Specifically, the new Section 151.102 of the Texas Insurance Code makes void and unenforceable as a matter of public policy any indemnity provision contained within a construction contract – including any agreement collateral to or affecting a construction contract – that seeks to require an indemnitor to indemnify, hold harmless or defend one or more parties against a claim caused by that party’s own negligence or fault. The prohibition against such broad form indemnity obligations extends to the indemnified party’s (the “indemnitee”) own breach of a contractual obligation or violation of a statute, ordinance, governmental regulation, standard, or rule. An indemnitee is deemed to include both the party requesting the indemnification and all agents, employees or third parties under the control or supervision of the indemnitee. Also made void are contractual provisions requiring a party to secure additional insurance that would otherwise cover these same liabilities of third parties.

§ **Direction A**
For each statement below, say whether it agrees with the Texas indemnity passage. Answer yes or no and quote the deciding words.
(i) The ban on broad form indemnity also covers the indemnitee's own breach of a contractual obligation.
(ii) An indemnitee includes only the party requesting the indemnification.
(iii) Contract terms requiring a party to secure additional insurance for these same liabilities remain valid.
§ **Direction B**
According to the Texas indemnity passage, on what basis does the new section make the covered indemnity provisions void and unenforceable?
§ **Direction C**
Resume the Texas indemnity passage after its last sentence and continue it in the same style.
The data after this point is separate from the Texas indemnity passage.

§ **Information supplied**
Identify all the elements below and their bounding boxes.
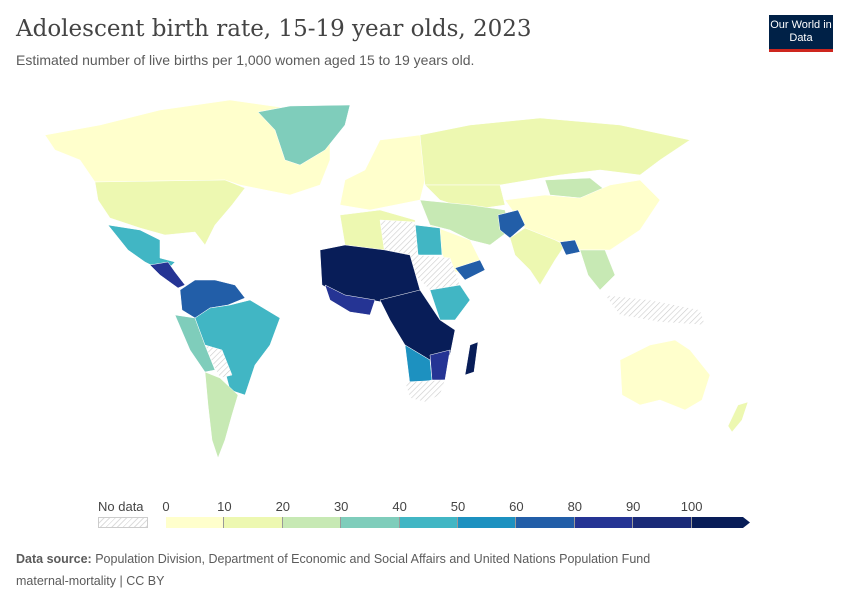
source-label: Data source:	[16, 552, 92, 566]
region-kazakhstan[interactable]	[424, 184, 506, 211]
legend-bin[interactable]	[166, 517, 225, 528]
no-data-swatch[interactable]	[98, 517, 148, 528]
legend-tick-label: 20	[275, 499, 291, 514]
legend-bin[interactable]	[224, 517, 283, 528]
region-afghanistan[interactable]	[497, 209, 526, 239]
region-middle-east[interactable]	[419, 199, 511, 246]
world-map[interactable]	[0, 90, 850, 490]
region-russia[interactable]	[419, 117, 691, 186]
region-north-south-america[interactable]	[179, 279, 246, 319]
region-mozambique[interactable]	[429, 349, 451, 381]
region-east-africa[interactable]	[429, 284, 471, 321]
legend-tick-label: 60	[509, 499, 524, 514]
region-se-asia[interactable]	[579, 249, 616, 291]
region-central-america[interactable]	[149, 261, 186, 289]
legend-bin[interactable]	[458, 517, 517, 528]
legend-bin[interactable]	[574, 517, 634, 528]
legend-bin[interactable]	[633, 517, 692, 528]
legend-bin[interactable]	[341, 517, 400, 528]
no-data-label: No data	[98, 499, 144, 514]
region-bolivia-paraguay[interactable]	[204, 344, 233, 379]
legend-tick-label: 100	[680, 499, 703, 514]
region-madagascar[interactable]	[464, 341, 479, 376]
legend-tick-label: 40	[392, 499, 407, 514]
region-new-zealand[interactable]	[727, 401, 749, 433]
region-southern-africa[interactable]	[404, 379, 446, 403]
legend-tick-label: 10	[217, 499, 232, 514]
region-west-africa[interactable]	[324, 284, 376, 316]
region-mexico[interactable]	[107, 224, 176, 273]
footer: Data source: Population Division, Depart…	[16, 548, 650, 592]
region-greenland[interactable]	[257, 104, 351, 166]
legend-tick-label: 30	[333, 499, 349, 514]
region-australia[interactable]	[619, 339, 711, 411]
region-yemen[interactable]	[454, 259, 486, 281]
legend-bin[interactable]	[691, 517, 750, 528]
owid-logo[interactable]: Our World in Data	[769, 15, 833, 52]
region-egypt[interactable]	[414, 224, 443, 256]
region-central-africa[interactable]	[379, 289, 456, 361]
legend: No data 0 10 20 30 40 50 60 80 90 100	[0, 497, 850, 537]
region-usa[interactable]	[94, 179, 246, 246]
source-text: Population Division, Department of Econo…	[95, 552, 651, 566]
legend-bin[interactable]	[399, 517, 458, 528]
footer-license: maternal-mortality | CC BY	[16, 574, 165, 588]
legend-bin[interactable]	[516, 517, 575, 528]
legend-tick-label: 90	[625, 499, 641, 514]
legend-tick-label: 50	[450, 499, 466, 514]
region-bangladesh[interactable]	[559, 239, 581, 256]
region-southern-cone[interactable]	[204, 371, 239, 459]
region-indonesia[interactable]	[604, 294, 706, 326]
chart-subtitle: Estimated number of live births per 1,00…	[16, 52, 475, 68]
region-india[interactable]	[509, 227, 566, 286]
legend-bin[interactable]	[282, 517, 342, 528]
legend-tick-label: 0	[162, 499, 170, 514]
region-europe[interactable]	[339, 134, 426, 211]
region-canada-alaska[interactable]	[44, 99, 331, 196]
legend-tick-label: 80	[567, 499, 583, 514]
chart-title: Adolescent birth rate, 15-19 year olds, …	[16, 16, 532, 42]
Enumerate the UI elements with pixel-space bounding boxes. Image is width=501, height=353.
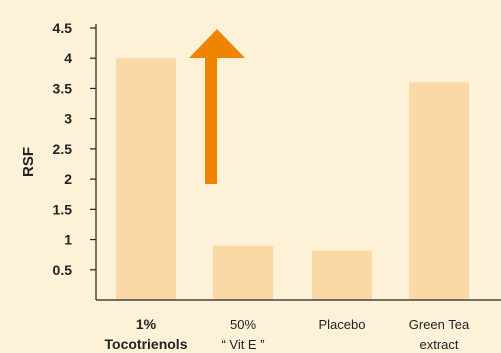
bar [409,82,469,301]
y-axis-label: RSF [20,147,37,177]
up-arrow-annotation [189,29,245,184]
x-category-label: extract [419,337,458,352]
bars-layer [116,58,469,301]
x-category-label: Tocotrienols [105,336,188,352]
y-tick-label: 1.5 [53,201,73,217]
axis-layer [90,24,501,301]
x-category-label: Placebo [319,317,366,332]
arrow-layer [189,29,245,184]
y-tick-label: 1 [64,232,72,248]
y-tick-label: 2 [64,171,72,187]
labels-layer: 0.5 1 1.5 2 2.5 3 3.5 4 4.5 RSF 1% Tocotrienols 50% “… [20,20,470,352]
x-category-label: 1% [136,316,157,332]
x-category-label: Green Tea [409,317,470,332]
y-tick-label: 3.5 [53,80,73,96]
y-tick-label: 4.5 [53,20,73,36]
x-category-label: 50% [230,317,256,332]
bar [312,250,372,300]
x-category-label: “ Vit E ” [221,337,264,352]
y-tick-label: 3 [64,111,72,127]
bar [213,245,273,300]
y-tick-label: 2.5 [53,141,73,157]
bar [116,58,176,300]
y-tick-label: 0.5 [53,262,73,278]
y-tick-label: 4 [64,50,72,66]
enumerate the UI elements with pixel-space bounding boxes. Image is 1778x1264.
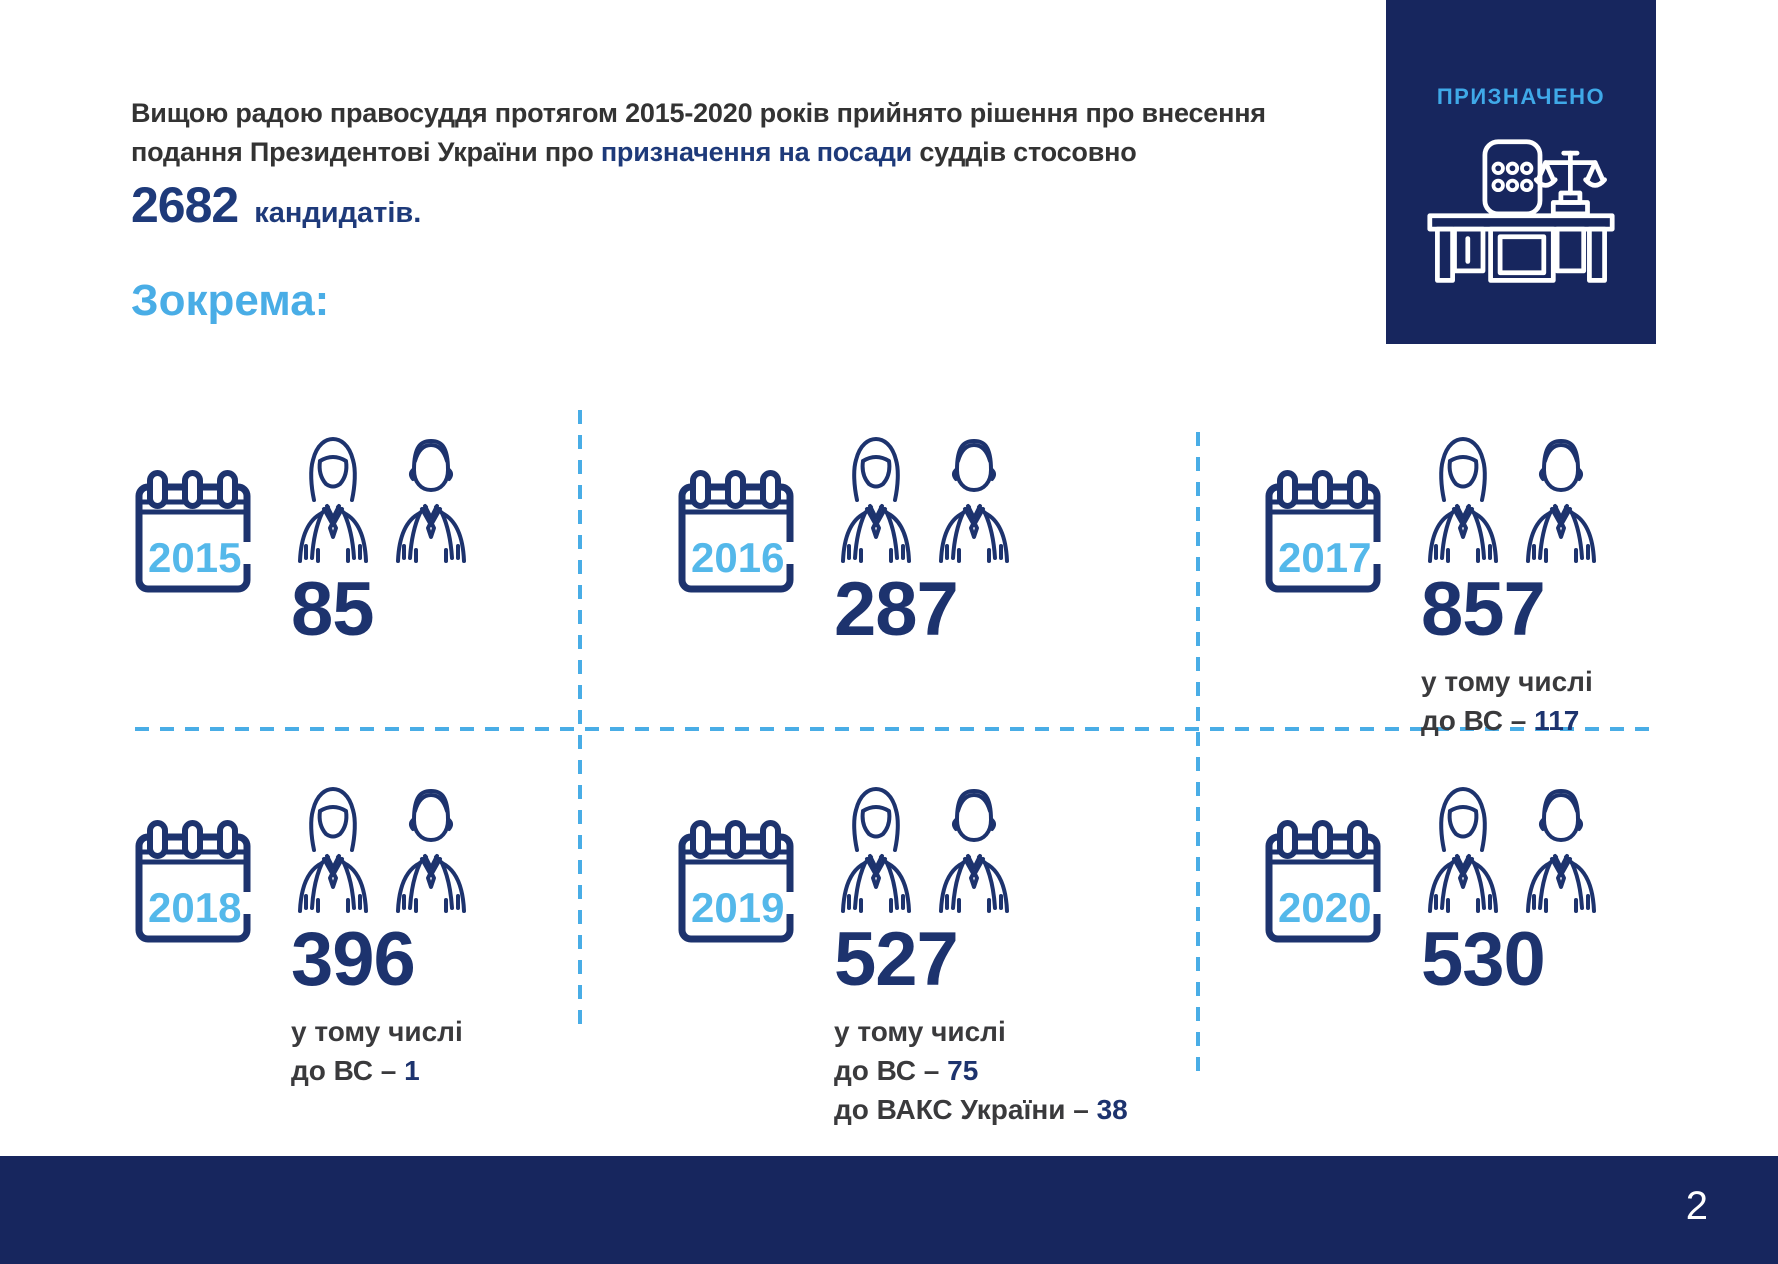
year-label: 2015 — [148, 534, 242, 581]
horizontal-dashed-divider — [135, 727, 1655, 731]
female-judge-icon — [1421, 434, 1505, 564]
detail-line: у тому числі — [834, 1012, 1128, 1051]
total-count-row: 2682 кандидатів. — [131, 180, 421, 230]
male-judge-icon — [932, 434, 1016, 564]
total-count: 2682 — [131, 177, 239, 233]
appointed-count: 85 — [291, 567, 375, 652]
intro-line1: Вищою радою правосуддя протягом 2015-202… — [131, 98, 1266, 128]
vertical-dashed-divider-left — [578, 410, 582, 1032]
year-label: 2017 — [1278, 534, 1372, 581]
detail-text: до ВС – — [291, 1055, 405, 1086]
calendar-icon: 2018 — [133, 820, 253, 946]
year-label: 2018 — [148, 884, 242, 931]
appointed-count: 396 — [291, 917, 416, 1002]
female-judge-icon — [834, 784, 918, 914]
appointed-count: 527 — [834, 917, 959, 1002]
footer-bar: 2 — [0, 1156, 1778, 1264]
detail-line: до ВС – 1 — [291, 1051, 463, 1090]
detail-text: до ВС – — [834, 1055, 948, 1086]
year-cell-2019: 2019 527 у тому числі до ВС – 75 до ВАКС… — [676, 784, 1128, 1129]
judges-icons — [834, 434, 1016, 564]
male-judge-icon — [389, 784, 473, 914]
detail-value: 38 — [1096, 1094, 1128, 1125]
detail-line: у тому числі — [1421, 662, 1593, 701]
judge-desk-icon — [1426, 136, 1616, 288]
male-judge-icon — [389, 434, 473, 564]
count-details: у тому числі до ВС – 75 до ВАКС України … — [834, 1012, 1128, 1129]
male-judge-icon — [932, 784, 1016, 914]
year-cell-2016: 2016 287 — [676, 434, 1016, 648]
calendar-icon: 2020 — [1263, 820, 1383, 946]
year-cell-2017: 2017 857 у тому числі до ВС – 117 — [1263, 434, 1603, 740]
female-judge-icon — [291, 434, 375, 564]
female-judge-icon — [1421, 784, 1505, 914]
badge-label: ПРИЗНАЧЕНО — [1436, 84, 1606, 109]
year-label: 2016 — [691, 534, 785, 581]
female-judge-icon — [834, 434, 918, 564]
year-cell-2018: 2018 396 у тому числі до ВС – 1 — [133, 784, 473, 1090]
judges-icons — [1421, 784, 1603, 914]
detail-text: у тому числі — [834, 1016, 1006, 1047]
detail-line: до ВС – 117 — [1421, 701, 1593, 740]
male-judge-icon — [1519, 784, 1603, 914]
section-heading: Зокрема: — [131, 276, 330, 325]
judges-icons — [291, 434, 473, 564]
detail-value: 1 — [404, 1055, 420, 1086]
judges-icons — [834, 784, 1016, 914]
detail-line: до ВС – 75 — [834, 1051, 1128, 1090]
calendar-icon: 2015 — [133, 470, 253, 596]
detail-value: 75 — [947, 1055, 979, 1086]
detail-text: до ВАКС України – — [834, 1094, 1097, 1125]
vertical-dashed-divider-right — [1196, 432, 1200, 1080]
male-judge-icon — [1519, 434, 1603, 564]
appointed-count: 857 — [1421, 567, 1546, 652]
page-number: 2 — [1685, 1184, 1708, 1228]
year-cell-2015: 2015 85 — [133, 434, 473, 648]
year-label: 2020 — [1278, 884, 1372, 931]
intro-highlight: призначення на посади — [600, 137, 913, 167]
year-cell-2020: 2020 530 — [1263, 784, 1603, 998]
total-count-suffix: кандидатів. — [254, 197, 422, 229]
appointed-badge: ПРИЗНАЧЕНО — [1386, 0, 1656, 344]
calendar-icon: 2019 — [676, 820, 796, 946]
detail-line: до ВАКС України – 38 — [834, 1090, 1128, 1129]
judges-icons — [291, 784, 473, 914]
judges-icons — [1421, 434, 1603, 564]
intro-line2-pre: подання Президентові України про — [131, 137, 601, 167]
detail-text: до ВС – — [1421, 705, 1535, 736]
intro-line2-post: суддів стосовно — [912, 137, 1137, 167]
count-details: у тому числі до ВС – 117 — [1421, 662, 1593, 740]
intro-paragraph: Вищою радою правосуддя протягом 2015-202… — [131, 94, 1341, 172]
detail-value: 117 — [1534, 705, 1580, 736]
calendar-icon: 2017 — [1263, 470, 1383, 596]
female-judge-icon — [291, 784, 375, 914]
detail-line: у тому числі — [291, 1012, 463, 1051]
appointed-count: 530 — [1421, 917, 1546, 1002]
count-details: у тому числі до ВС – 1 — [291, 1012, 463, 1090]
year-label: 2019 — [691, 884, 785, 931]
appointed-count: 287 — [834, 567, 959, 652]
detail-text: у тому числі — [1421, 666, 1593, 697]
detail-text: у тому числі — [291, 1016, 463, 1047]
calendar-icon: 2016 — [676, 470, 796, 596]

§ **Right answer A**
(i) Yes: "The prohibition against such broad form indemnity obligations extends to the indemnified party’s (the “indemnitee”) own breach of a contractual obligation"
(ii) No: "An indemnitee is deemed to include both the party requesting the indemnification and all agents, employees or third parties under the control or supervision of the indemnitee."
(iii) No: "Also made void are contractual provisions requiring a party to secure additional insurance that would otherwise cover these same liabilities of third parties."

§ **Right answer B**
As a matter of public policy.

§ **Right answer C**
Carved out of this relatively straightforward prohibition are several key exceptions found within Sections 151.103 and 105. Most notably, Section 151.103 permits an indemnitor to agree to indemnify, hold harmless or defend another against a claim for bodily injury or death of an employee of the indemnitor, its agent or its subcontractor of any tier without regard to which party is at fault. And Section 151.105(10) expressly excludes residential (defined to include “a single family house, townhouse, duplex, or land development directly related thereto”) and public works projects from its reach, thereby limiting the new prohibitions to commercial construction projects only. Sophisticated general contractors will likely interpret these exceptions as a mandate to insist on the inclusion of broad form indemnity clauses in subcontracts for residential and public construction, and where the liability arises from the injury or death of a subcontractor’s employee or that of its own subcontractors, suppliers or agents.
Boiled down to its essence, the new law provides that a subcontractor can still be made to indemnify a general contractor, the project’s owner, the architect and other third parties for its own negligence, fault or breach, as well as that of its own employees, agents and sub-tier subcontractors – provided that an appropriate indemnity provision is included in the subcontract agreement – but that same subcontractor cannot be made to indemnify the general contractor or anyone else for that party’s own acts or omissions unless the claim is for the bodily injury or death of an employee of the subcontractor (or its agents or its own subcontractors of any tier), or unless the work is for residential or public work construction.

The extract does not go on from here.